**Set problem**
For every line in the records that has the word "name", make a copy.

[Dataset items]
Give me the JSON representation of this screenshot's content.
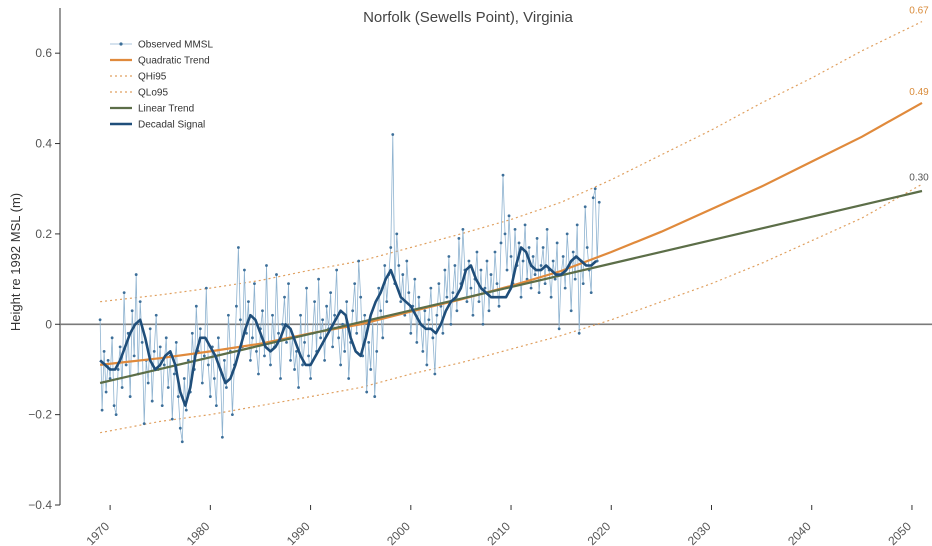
{
  "chart_data": {
    "type": "line",
    "title": "Norfolk (Sewells Point), Virginia",
    "xlabel": "",
    "ylabel": "Height re 1992 MSL (m)",
    "xlim": [
      1965,
      2052
    ],
    "ylim": [
      -0.4,
      0.7
    ],
    "x_ticks": [
      1970,
      1980,
      1990,
      2000,
      2010,
      2020,
      2030,
      2040,
      2050
    ],
    "x_tick_labels": [
      "1970",
      "1980",
      "1990",
      "2000",
      "2010",
      "2020",
      "2030",
      "2040",
      "2050"
    ],
    "y_ticks": [
      -0.4,
      -0.2,
      0,
      0.2,
      0.4,
      0.6
    ],
    "y_tick_labels": [
      "−0.4",
      "−0.2",
      "0",
      "0.2",
      "0.4",
      "0.6"
    ],
    "zero_line": true,
    "grid": false,
    "legend_position": "top-left",
    "end_labels": [
      {
        "series": "QHi95",
        "value": 0.67,
        "text": "0.67",
        "color": "#d98b3a"
      },
      {
        "series": "Quadratic Trend",
        "value": 0.49,
        "text": "0.49",
        "color": "#d98b3a"
      },
      {
        "series": "Linear Trend",
        "value": 0.3,
        "text": "0.30",
        "color": "#555555"
      }
    ],
    "series": [
      {
        "name": "Observed MMSL",
        "style": "line-markers",
        "color": "#8fb3d0",
        "x": [
          1969.0,
          1969.2,
          1969.4,
          1969.6,
          1969.8,
          1970.0,
          1970.2,
          1970.4,
          1970.6,
          1970.8,
          1971.0,
          1971.2,
          1971.4,
          1971.6,
          1971.8,
          1972.0,
          1972.2,
          1972.4,
          1972.6,
          1972.8,
          1973.0,
          1973.2,
          1973.4,
          1973.6,
          1973.8,
          1974.0,
          1974.2,
          1974.4,
          1974.6,
          1974.8,
          1975.0,
          1975.2,
          1975.4,
          1975.6,
          1975.8,
          1976.0,
          1976.2,
          1976.4,
          1976.6,
          1976.8,
          1977.0,
          1977.2,
          1977.4,
          1977.6,
          1977.8,
          1978.0,
          1978.2,
          1978.4,
          1978.6,
          1978.8,
          1979.0,
          1979.2,
          1979.4,
          1979.6,
          1979.8,
          1980.0,
          1980.2,
          1980.4,
          1980.6,
          1980.8,
          1981.0,
          1981.2,
          1981.4,
          1981.6,
          1981.8,
          1982.0,
          1982.2,
          1982.4,
          1982.6,
          1982.8,
          1983.0,
          1983.2,
          1983.4,
          1983.6,
          1983.8,
          1984.0,
          1984.2,
          1984.4,
          1984.6,
          1984.8,
          1985.0,
          1985.2,
          1985.4,
          1985.6,
          1985.8,
          1986.0,
          1986.2,
          1986.4,
          1986.6,
          1986.8,
          1987.0,
          1987.2,
          1987.4,
          1987.6,
          1987.8,
          1988.0,
          1988.2,
          1988.4,
          1988.6,
          1988.8,
          1989.0,
          1989.2,
          1989.4,
          1989.6,
          1989.8,
          1990.0,
          1990.2,
          1990.4,
          1990.6,
          1990.8,
          1991.0,
          1991.2,
          1991.4,
          1991.6,
          1991.8,
          1992.0,
          1992.2,
          1992.4,
          1992.6,
          1992.8,
          1993.0,
          1993.2,
          1993.4,
          1993.6,
          1993.8,
          1994.0,
          1994.2,
          1994.4,
          1994.6,
          1994.8,
          1995.0,
          1995.2,
          1995.4,
          1995.6,
          1995.8,
          1996.0,
          1996.2,
          1996.4,
          1996.6,
          1996.8,
          1997.0,
          1997.2,
          1997.4,
          1997.6,
          1997.8,
          1998.0,
          1998.2,
          1998.4,
          1998.6,
          1998.8,
          1999.0,
          1999.2,
          1999.4,
          1999.6,
          1999.8,
          2000.0,
          2000.2,
          2000.4,
          2000.6,
          2000.8,
          2001.0,
          2001.2,
          2001.4,
          2001.6,
          2001.8,
          2002.0,
          2002.2,
          2002.4,
          2002.6,
          2002.8,
          2003.0,
          2003.2,
          2003.4,
          2003.6,
          2003.8,
          2004.0,
          2004.2,
          2004.4,
          2004.6,
          2004.8,
          2005.0,
          2005.2,
          2005.4,
          2005.6,
          2005.8,
          2006.0,
          2006.2,
          2006.4,
          2006.6,
          2006.8,
          2007.0,
          2007.2,
          2007.4,
          2007.6,
          2007.8,
          2008.0,
          2008.2,
          2008.4,
          2008.6,
          2008.8,
          2009.0,
          2009.2,
          2009.4,
          2009.6,
          2009.8,
          2010.0,
          2010.2,
          2010.4,
          2010.6,
          2010.8,
          2011.0,
          2011.2,
          2011.4,
          2011.6,
          2011.8,
          2012.0,
          2012.2,
          2012.4,
          2012.6,
          2012.8,
          2013.0,
          2013.2,
          2013.4,
          2013.6,
          2013.8,
          2014.0,
          2014.2,
          2014.4,
          2014.6,
          2014.8,
          2015.0,
          2015.2,
          2015.4,
          2015.6,
          2015.8,
          2016.0,
          2016.2,
          2016.4,
          2016.6,
          2016.8,
          2017.0,
          2017.2,
          2017.4,
          2017.6,
          2017.8,
          2018.0,
          2018.2,
          2018.4,
          2018.6,
          2018.8
        ],
        "y": [
          0.01,
          -0.19,
          -0.06,
          -0.15,
          -0.08,
          -0.12,
          -0.03,
          -0.18,
          -0.2,
          -0.1,
          -0.05,
          -0.14,
          0.07,
          -0.09,
          -0.02,
          -0.16,
          0.03,
          -0.07,
          0.11,
          -0.11,
          0.05,
          -0.04,
          -0.22,
          -0.08,
          -0.13,
          -0.01,
          -0.17,
          -0.06,
          0.02,
          -0.1,
          -0.05,
          -0.18,
          -0.09,
          -0.03,
          -0.14,
          -0.07,
          -0.21,
          -0.11,
          -0.04,
          -0.16,
          -0.23,
          -0.26,
          -0.12,
          -0.19,
          -0.08,
          -0.15,
          -0.02,
          -0.1,
          0.04,
          -0.06,
          -0.01,
          -0.13,
          -0.07,
          0.08,
          -0.09,
          -0.16,
          -0.05,
          -0.12,
          -0.18,
          -0.03,
          -0.1,
          -0.25,
          -0.08,
          -0.14,
          0.02,
          -0.06,
          -0.2,
          -0.09,
          0.04,
          0.17,
          0.01,
          -0.05,
          0.12,
          -0.02,
          0.05,
          -0.08,
          -0.03,
          0.09,
          -0.06,
          -0.11,
          -0.01,
          0.03,
          -0.07,
          0.13,
          -0.04,
          -0.09,
          0.02,
          -0.05,
          0.11,
          -0.02,
          -0.12,
          0.0,
          0.06,
          -0.04,
          0.09,
          -0.08,
          -0.03,
          -0.1,
          -0.06,
          -0.14,
          0.02,
          -0.09,
          -0.04,
          0.08,
          -0.07,
          -0.12,
          -0.02,
          0.05,
          -0.06,
          0.1,
          -0.03,
          0.01,
          -0.08,
          0.04,
          -0.01,
          0.07,
          -0.05,
          0.02,
          0.12,
          -0.03,
          -0.09,
          0.0,
          -0.06,
          0.05,
          -0.12,
          -0.04,
          0.03,
          0.09,
          -0.02,
          0.14,
          0.06,
          -0.07,
          0.02,
          -0.15,
          -0.04,
          -0.1,
          0.01,
          -0.16,
          -0.06,
          0.08,
          0.03,
          -0.03,
          0.13,
          0.05,
          0.11,
          0.17,
          0.42,
          0.09,
          0.2,
          0.13,
          0.05,
          0.11,
          0.02,
          0.14,
          0.07,
          -0.02,
          0.04,
          0.1,
          -0.04,
          0.06,
          0.0,
          -0.06,
          0.03,
          -0.09,
          0.01,
          0.08,
          -0.03,
          -0.11,
          0.02,
          0.09,
          0.04,
          -0.02,
          0.12,
          0.06,
          0.15,
          0.0,
          0.07,
          0.13,
          0.03,
          0.19,
          0.09,
          0.21,
          0.12,
          0.05,
          0.14,
          0.08,
          0.02,
          0.1,
          0.16,
          0.05,
          0.12,
          0.0,
          0.08,
          0.14,
          0.03,
          0.11,
          0.06,
          0.16,
          0.09,
          0.04,
          0.18,
          0.33,
          0.2,
          0.12,
          0.24,
          0.15,
          0.09,
          0.21,
          0.13,
          0.18,
          0.06,
          0.14,
          0.22,
          0.1,
          0.17,
          0.08,
          0.15,
          0.11,
          0.19,
          0.07,
          0.13,
          0.17,
          0.09,
          0.21,
          0.12,
          0.06,
          0.14,
          0.1,
          0.18,
          -0.01,
          0.11,
          0.15,
          0.08,
          0.2,
          0.13,
          0.03,
          0.16,
          0.1,
          0.22,
          -0.02,
          0.14,
          0.09,
          0.26,
          0.17,
          0.12,
          0.07,
          0.28,
          0.3,
          0.14,
          0.27
        ]
      },
      {
        "name": "Quadratic Trend",
        "style": "solid",
        "color": "#e08a3c",
        "x": [
          1969,
          1975,
          1980,
          1985,
          1990,
          1995,
          2000,
          2005,
          2010,
          2015,
          2020,
          2025,
          2030,
          2035,
          2040,
          2045,
          2051
        ],
        "y": [
          -0.09,
          -0.075,
          -0.06,
          -0.043,
          -0.02,
          0.0,
          0.028,
          0.055,
          0.085,
          0.118,
          0.16,
          0.205,
          0.255,
          0.305,
          0.36,
          0.415,
          0.49
        ]
      },
      {
        "name": "QHi95",
        "style": "dotted",
        "color": "#e0a060",
        "x": [
          1969,
          1975,
          1980,
          1985,
          1990,
          1995,
          2000,
          2005,
          2010,
          2015,
          2020,
          2025,
          2030,
          2035,
          2040,
          2045,
          2051
        ],
        "y": [
          0.05,
          0.065,
          0.08,
          0.097,
          0.12,
          0.14,
          0.17,
          0.2,
          0.232,
          0.27,
          0.32,
          0.375,
          0.43,
          0.49,
          0.545,
          0.605,
          0.67
        ]
      },
      {
        "name": "QLo95",
        "style": "dotted",
        "color": "#e0a060",
        "x": [
          1969,
          1975,
          1980,
          1985,
          1990,
          1995,
          2000,
          2005,
          2010,
          2015,
          2020,
          2025,
          2030,
          2035,
          2040,
          2045,
          2051
        ],
        "y": [
          -0.24,
          -0.215,
          -0.2,
          -0.18,
          -0.16,
          -0.14,
          -0.11,
          -0.085,
          -0.055,
          -0.025,
          0.01,
          0.05,
          0.09,
          0.135,
          0.185,
          0.235,
          0.31
        ]
      },
      {
        "name": "Linear Trend",
        "style": "solid",
        "color": "#5c6e48",
        "x": [
          1969,
          2051
        ],
        "y": [
          -0.13,
          0.295
        ]
      },
      {
        "name": "Decadal Signal",
        "style": "solid-thick",
        "color": "#1f4e7a",
        "x": [
          1969.0,
          1969.5,
          1970.0,
          1970.5,
          1971.0,
          1971.5,
          1972.0,
          1972.5,
          1973.0,
          1973.5,
          1974.0,
          1974.5,
          1975.0,
          1975.5,
          1976.0,
          1976.5,
          1977.0,
          1977.5,
          1978.0,
          1978.5,
          1979.0,
          1979.5,
          1980.0,
          1980.5,
          1981.0,
          1981.5,
          1982.0,
          1982.5,
          1983.0,
          1983.5,
          1984.0,
          1984.5,
          1985.0,
          1985.5,
          1986.0,
          1986.5,
          1987.0,
          1987.5,
          1988.0,
          1988.5,
          1989.0,
          1989.5,
          1990.0,
          1990.5,
          1991.0,
          1991.5,
          1992.0,
          1992.5,
          1993.0,
          1993.5,
          1994.0,
          1994.5,
          1995.0,
          1995.5,
          1996.0,
          1996.5,
          1997.0,
          1997.5,
          1998.0,
          1998.5,
          1999.0,
          1999.5,
          2000.0,
          2000.5,
          2001.0,
          2001.5,
          2002.0,
          2002.5,
          2003.0,
          2003.5,
          2004.0,
          2004.5,
          2005.0,
          2005.5,
          2006.0,
          2006.5,
          2007.0,
          2007.5,
          2008.0,
          2008.5,
          2009.0,
          2009.5,
          2010.0,
          2010.5,
          2011.0,
          2011.5,
          2012.0,
          2012.5,
          2013.0,
          2013.5,
          2014.0,
          2014.5,
          2015.0,
          2015.5,
          2016.0,
          2016.5,
          2017.0,
          2017.5,
          2018.0,
          2018.5
        ],
        "y": [
          -0.08,
          -0.09,
          -0.1,
          -0.1,
          -0.08,
          -0.05,
          -0.02,
          0.0,
          0.01,
          -0.03,
          -0.08,
          -0.1,
          -0.09,
          -0.07,
          -0.06,
          -0.09,
          -0.15,
          -0.18,
          -0.14,
          -0.07,
          -0.03,
          -0.03,
          -0.05,
          -0.07,
          -0.1,
          -0.13,
          -0.12,
          -0.09,
          -0.05,
          -0.01,
          0.02,
          0.01,
          -0.02,
          -0.05,
          -0.06,
          -0.05,
          -0.03,
          0.0,
          -0.01,
          -0.04,
          -0.07,
          -0.09,
          -0.09,
          -0.07,
          -0.05,
          -0.03,
          -0.01,
          0.01,
          0.03,
          0.02,
          -0.03,
          -0.06,
          -0.07,
          -0.03,
          0.02,
          0.05,
          0.07,
          0.1,
          0.12,
          0.09,
          0.06,
          0.05,
          0.04,
          0.02,
          0.0,
          -0.01,
          -0.01,
          -0.02,
          0.0,
          0.03,
          0.05,
          0.06,
          0.08,
          0.12,
          0.13,
          0.1,
          0.08,
          0.07,
          0.06,
          0.06,
          0.06,
          0.06,
          0.08,
          0.13,
          0.17,
          0.16,
          0.13,
          0.12,
          0.12,
          0.13,
          0.12,
          0.11,
          0.11,
          0.12,
          0.14,
          0.15,
          0.14,
          0.13,
          0.13,
          0.14
        ]
      }
    ]
  }
}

**Task response**
        "name": "Observed MMSL",
        "name": "Quadratic Trend",
        "name": "QHi95",
        "name": "QLo95",
        "name": "Linear Trend",
        "name": "Decadal Signal",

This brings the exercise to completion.